__Requirements__.
Transcribe all the records exactly and omit any images they hold.

## Begin Records shown

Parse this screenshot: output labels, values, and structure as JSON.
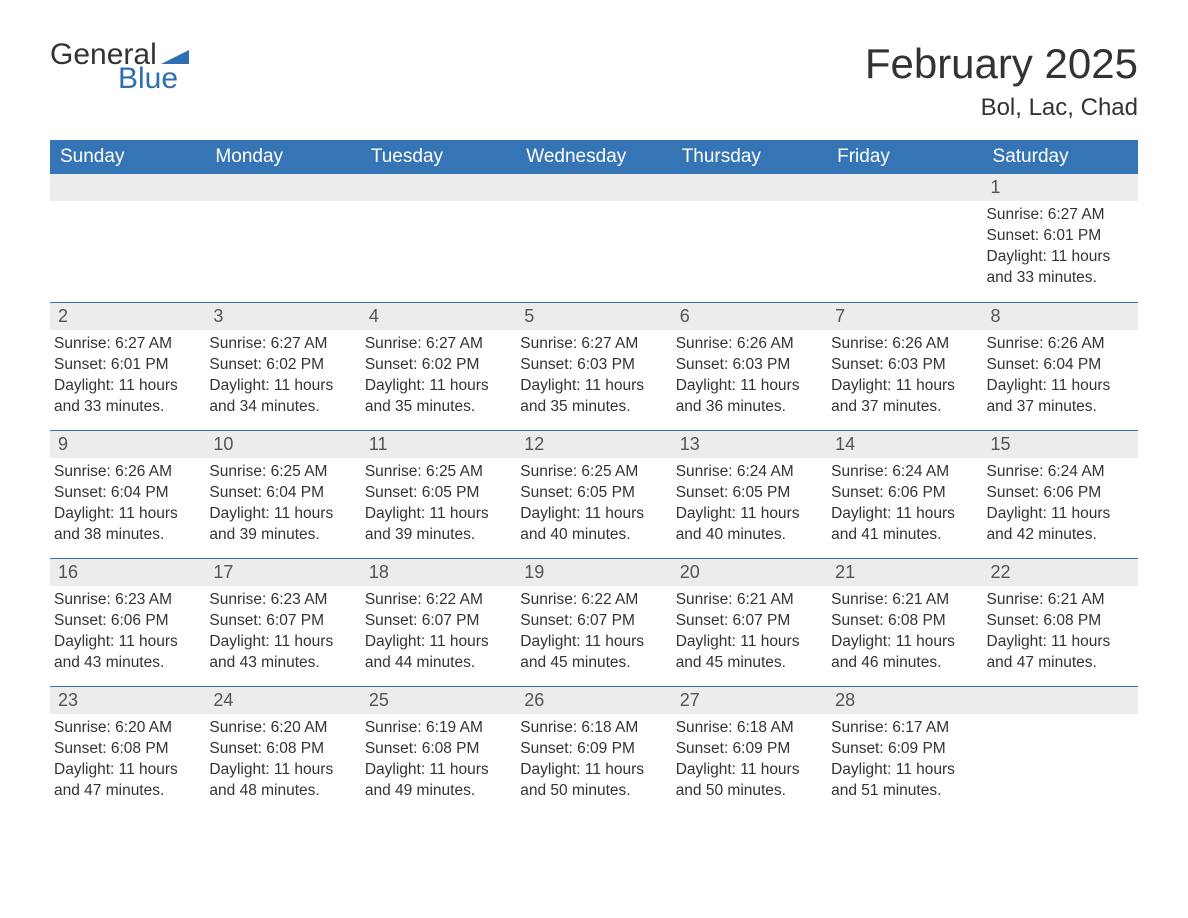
{
  "brand": {
    "word1": "General",
    "word2": "Blue",
    "accent_color": "#2f6fb0"
  },
  "title": "February 2025",
  "location": "Bol, Lac, Chad",
  "header_bg": "#3574b5",
  "header_fg": "#ffffff",
  "daynum_bg": "#ececec",
  "columns": [
    "Sunday",
    "Monday",
    "Tuesday",
    "Wednesday",
    "Thursday",
    "Friday",
    "Saturday"
  ],
  "weeks": [
    [
      {
        "n": "",
        "sunrise": "",
        "sunset": "",
        "daylight": ""
      },
      {
        "n": "",
        "sunrise": "",
        "sunset": "",
        "daylight": ""
      },
      {
        "n": "",
        "sunrise": "",
        "sunset": "",
        "daylight": ""
      },
      {
        "n": "",
        "sunrise": "",
        "sunset": "",
        "daylight": ""
      },
      {
        "n": "",
        "sunrise": "",
        "sunset": "",
        "daylight": ""
      },
      {
        "n": "",
        "sunrise": "",
        "sunset": "",
        "daylight": ""
      },
      {
        "n": "1",
        "sunrise": "Sunrise: 6:27 AM",
        "sunset": "Sunset: 6:01 PM",
        "daylight": "Daylight: 11 hours and 33 minutes."
      }
    ],
    [
      {
        "n": "2",
        "sunrise": "Sunrise: 6:27 AM",
        "sunset": "Sunset: 6:01 PM",
        "daylight": "Daylight: 11 hours and 33 minutes."
      },
      {
        "n": "3",
        "sunrise": "Sunrise: 6:27 AM",
        "sunset": "Sunset: 6:02 PM",
        "daylight": "Daylight: 11 hours and 34 minutes."
      },
      {
        "n": "4",
        "sunrise": "Sunrise: 6:27 AM",
        "sunset": "Sunset: 6:02 PM",
        "daylight": "Daylight: 11 hours and 35 minutes."
      },
      {
        "n": "5",
        "sunrise": "Sunrise: 6:27 AM",
        "sunset": "Sunset: 6:03 PM",
        "daylight": "Daylight: 11 hours and 35 minutes."
      },
      {
        "n": "6",
        "sunrise": "Sunrise: 6:26 AM",
        "sunset": "Sunset: 6:03 PM",
        "daylight": "Daylight: 11 hours and 36 minutes."
      },
      {
        "n": "7",
        "sunrise": "Sunrise: 6:26 AM",
        "sunset": "Sunset: 6:03 PM",
        "daylight": "Daylight: 11 hours and 37 minutes."
      },
      {
        "n": "8",
        "sunrise": "Sunrise: 6:26 AM",
        "sunset": "Sunset: 6:04 PM",
        "daylight": "Daylight: 11 hours and 37 minutes."
      }
    ],
    [
      {
        "n": "9",
        "sunrise": "Sunrise: 6:26 AM",
        "sunset": "Sunset: 6:04 PM",
        "daylight": "Daylight: 11 hours and 38 minutes."
      },
      {
        "n": "10",
        "sunrise": "Sunrise: 6:25 AM",
        "sunset": "Sunset: 6:04 PM",
        "daylight": "Daylight: 11 hours and 39 minutes."
      },
      {
        "n": "11",
        "sunrise": "Sunrise: 6:25 AM",
        "sunset": "Sunset: 6:05 PM",
        "daylight": "Daylight: 11 hours and 39 minutes."
      },
      {
        "n": "12",
        "sunrise": "Sunrise: 6:25 AM",
        "sunset": "Sunset: 6:05 PM",
        "daylight": "Daylight: 11 hours and 40 minutes."
      },
      {
        "n": "13",
        "sunrise": "Sunrise: 6:24 AM",
        "sunset": "Sunset: 6:05 PM",
        "daylight": "Daylight: 11 hours and 40 minutes."
      },
      {
        "n": "14",
        "sunrise": "Sunrise: 6:24 AM",
        "sunset": "Sunset: 6:06 PM",
        "daylight": "Daylight: 11 hours and 41 minutes."
      },
      {
        "n": "15",
        "sunrise": "Sunrise: 6:24 AM",
        "sunset": "Sunset: 6:06 PM",
        "daylight": "Daylight: 11 hours and 42 minutes."
      }
    ],
    [
      {
        "n": "16",
        "sunrise": "Sunrise: 6:23 AM",
        "sunset": "Sunset: 6:06 PM",
        "daylight": "Daylight: 11 hours and 43 minutes."
      },
      {
        "n": "17",
        "sunrise": "Sunrise: 6:23 AM",
        "sunset": "Sunset: 6:07 PM",
        "daylight": "Daylight: 11 hours and 43 minutes."
      },
      {
        "n": "18",
        "sunrise": "Sunrise: 6:22 AM",
        "sunset": "Sunset: 6:07 PM",
        "daylight": "Daylight: 11 hours and 44 minutes."
      },
      {
        "n": "19",
        "sunrise": "Sunrise: 6:22 AM",
        "sunset": "Sunset: 6:07 PM",
        "daylight": "Daylight: 11 hours and 45 minutes."
      },
      {
        "n": "20",
        "sunrise": "Sunrise: 6:21 AM",
        "sunset": "Sunset: 6:07 PM",
        "daylight": "Daylight: 11 hours and 45 minutes."
      },
      {
        "n": "21",
        "sunrise": "Sunrise: 6:21 AM",
        "sunset": "Sunset: 6:08 PM",
        "daylight": "Daylight: 11 hours and 46 minutes."
      },
      {
        "n": "22",
        "sunrise": "Sunrise: 6:21 AM",
        "sunset": "Sunset: 6:08 PM",
        "daylight": "Daylight: 11 hours and 47 minutes."
      }
    ],
    [
      {
        "n": "23",
        "sunrise": "Sunrise: 6:20 AM",
        "sunset": "Sunset: 6:08 PM",
        "daylight": "Daylight: 11 hours and 47 minutes."
      },
      {
        "n": "24",
        "sunrise": "Sunrise: 6:20 AM",
        "sunset": "Sunset: 6:08 PM",
        "daylight": "Daylight: 11 hours and 48 minutes."
      },
      {
        "n": "25",
        "sunrise": "Sunrise: 6:19 AM",
        "sunset": "Sunset: 6:08 PM",
        "daylight": "Daylight: 11 hours and 49 minutes."
      },
      {
        "n": "26",
        "sunrise": "Sunrise: 6:18 AM",
        "sunset": "Sunset: 6:09 PM",
        "daylight": "Daylight: 11 hours and 50 minutes."
      },
      {
        "n": "27",
        "sunrise": "Sunrise: 6:18 AM",
        "sunset": "Sunset: 6:09 PM",
        "daylight": "Daylight: 11 hours and 50 minutes."
      },
      {
        "n": "28",
        "sunrise": "Sunrise: 6:17 AM",
        "sunset": "Sunset: 6:09 PM",
        "daylight": "Daylight: 11 hours and 51 minutes."
      },
      {
        "n": "",
        "sunrise": "",
        "sunset": "",
        "daylight": ""
      }
    ]
  ]
}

## End Records shown

__Solution for this task__.
Parse this screenshot: output labels, values, and structure as JSON.
{
  "brand": {
    "word1": "General",
    "word2": "Blue",
    "accent_color": "#2f6fb0"
  },
  "title": "February 2025",
  "location": "Bol, Lac, Chad",
  "header_bg": "#3574b5",
  "header_fg": "#ffffff",
  "daynum_bg": "#ececec",
  "columns": [
    "Sunday",
    "Monday",
    "Tuesday",
    "Wednesday",
    "Thursday",
    "Friday",
    "Saturday"
  ],
  "weeks": [
    [
      {
        "n": "",
        "sunrise": "",
        "sunset": "",
        "daylight": ""
      },
      {
        "n": "",
        "sunrise": "",
        "sunset": "",
        "daylight": ""
      },
      {
        "n": "",
        "sunrise": "",
        "sunset": "",
        "daylight": ""
      },
      {
        "n": "",
        "sunrise": "",
        "sunset": "",
        "daylight": ""
      },
      {
        "n": "",
        "sunrise": "",
        "sunset": "",
        "daylight": ""
      },
      {
        "n": "",
        "sunrise": "",
        "sunset": "",
        "daylight": ""
      },
      {
        "n": "1",
        "sunrise": "Sunrise: 6:27 AM",
        "sunset": "Sunset: 6:01 PM",
        "daylight": "Daylight: 11 hours and 33 minutes."
      }
    ],
    [
      {
        "n": "2",
        "sunrise": "Sunrise: 6:27 AM",
        "sunset": "Sunset: 6:01 PM",
        "daylight": "Daylight: 11 hours and 33 minutes."
      },
      {
        "n": "3",
        "sunrise": "Sunrise: 6:27 AM",
        "sunset": "Sunset: 6:02 PM",
        "daylight": "Daylight: 11 hours and 34 minutes."
      },
      {
        "n": "4",
        "sunrise": "Sunrise: 6:27 AM",
        "sunset": "Sunset: 6:02 PM",
        "daylight": "Daylight: 11 hours and 35 minutes."
      },
      {
        "n": "5",
        "sunrise": "Sunrise: 6:27 AM",
        "sunset": "Sunset: 6:03 PM",
        "daylight": "Daylight: 11 hours and 35 minutes."
      },
      {
        "n": "6",
        "sunrise": "Sunrise: 6:26 AM",
        "sunset": "Sunset: 6:03 PM",
        "daylight": "Daylight: 11 hours and 36 minutes."
      },
      {
        "n": "7",
        "sunrise": "Sunrise: 6:26 AM",
        "sunset": "Sunset: 6:03 PM",
        "daylight": "Daylight: 11 hours and 37 minutes."
      },
      {
        "n": "8",
        "sunrise": "Sunrise: 6:26 AM",
        "sunset": "Sunset: 6:04 PM",
        "daylight": "Daylight: 11 hours and 37 minutes."
      }
    ],
    [
      {
        "n": "9",
        "sunrise": "Sunrise: 6:26 AM",
        "sunset": "Sunset: 6:04 PM",
        "daylight": "Daylight: 11 hours and 38 minutes."
      },
      {
        "n": "10",
        "sunrise": "Sunrise: 6:25 AM",
        "sunset": "Sunset: 6:04 PM",
        "daylight": "Daylight: 11 hours and 39 minutes."
      },
      {
        "n": "11",
        "sunrise": "Sunrise: 6:25 AM",
        "sunset": "Sunset: 6:05 PM",
        "daylight": "Daylight: 11 hours and 39 minutes."
      },
      {
        "n": "12",
        "sunrise": "Sunrise: 6:25 AM",
        "sunset": "Sunset: 6:05 PM",
        "daylight": "Daylight: 11 hours and 40 minutes."
      },
      {
        "n": "13",
        "sunrise": "Sunrise: 6:24 AM",
        "sunset": "Sunset: 6:05 PM",
        "daylight": "Daylight: 11 hours and 40 minutes."
      },
      {
        "n": "14",
        "sunrise": "Sunrise: 6:24 AM",
        "sunset": "Sunset: 6:06 PM",
        "daylight": "Daylight: 11 hours and 41 minutes."
      },
      {
        "n": "15",
        "sunrise": "Sunrise: 6:24 AM",
        "sunset": "Sunset: 6:06 PM",
        "daylight": "Daylight: 11 hours and 42 minutes."
      }
    ],
    [
      {
        "n": "16",
        "sunrise": "Sunrise: 6:23 AM",
        "sunset": "Sunset: 6:06 PM",
        "daylight": "Daylight: 11 hours and 43 minutes."
      },
      {
        "n": "17",
        "sunrise": "Sunrise: 6:23 AM",
        "sunset": "Sunset: 6:07 PM",
        "daylight": "Daylight: 11 hours and 43 minutes."
      },
      {
        "n": "18",
        "sunrise": "Sunrise: 6:22 AM",
        "sunset": "Sunset: 6:07 PM",
        "daylight": "Daylight: 11 hours and 44 minutes."
      },
      {
        "n": "19",
        "sunrise": "Sunrise: 6:22 AM",
        "sunset": "Sunset: 6:07 PM",
        "daylight": "Daylight: 11 hours and 45 minutes."
      },
      {
        "n": "20",
        "sunrise": "Sunrise: 6:21 AM",
        "sunset": "Sunset: 6:07 PM",
        "daylight": "Daylight: 11 hours and 45 minutes."
      },
      {
        "n": "21",
        "sunrise": "Sunrise: 6:21 AM",
        "sunset": "Sunset: 6:08 PM",
        "daylight": "Daylight: 11 hours and 46 minutes."
      },
      {
        "n": "22",
        "sunrise": "Sunrise: 6:21 AM",
        "sunset": "Sunset: 6:08 PM",
        "daylight": "Daylight: 11 hours and 47 minutes."
      }
    ],
    [
      {
        "n": "23",
        "sunrise": "Sunrise: 6:20 AM",
        "sunset": "Sunset: 6:08 PM",
        "daylight": "Daylight: 11 hours and 47 minutes."
      },
      {
        "n": "24",
        "sunrise": "Sunrise: 6:20 AM",
        "sunset": "Sunset: 6:08 PM",
        "daylight": "Daylight: 11 hours and 48 minutes."
      },
      {
        "n": "25",
        "sunrise": "Sunrise: 6:19 AM",
        "sunset": "Sunset: 6:08 PM",
        "daylight": "Daylight: 11 hours and 49 minutes."
      },
      {
        "n": "26",
        "sunrise": "Sunrise: 6:18 AM",
        "sunset": "Sunset: 6:09 PM",
        "daylight": "Daylight: 11 hours and 50 minutes."
      },
      {
        "n": "27",
        "sunrise": "Sunrise: 6:18 AM",
        "sunset": "Sunset: 6:09 PM",
        "daylight": "Daylight: 11 hours and 50 minutes."
      },
      {
        "n": "28",
        "sunrise": "Sunrise: 6:17 AM",
        "sunset": "Sunset: 6:09 PM",
        "daylight": "Daylight: 11 hours and 51 minutes."
      },
      {
        "n": "",
        "sunrise": "",
        "sunset": "",
        "daylight": ""
      }
    ]
  ]
}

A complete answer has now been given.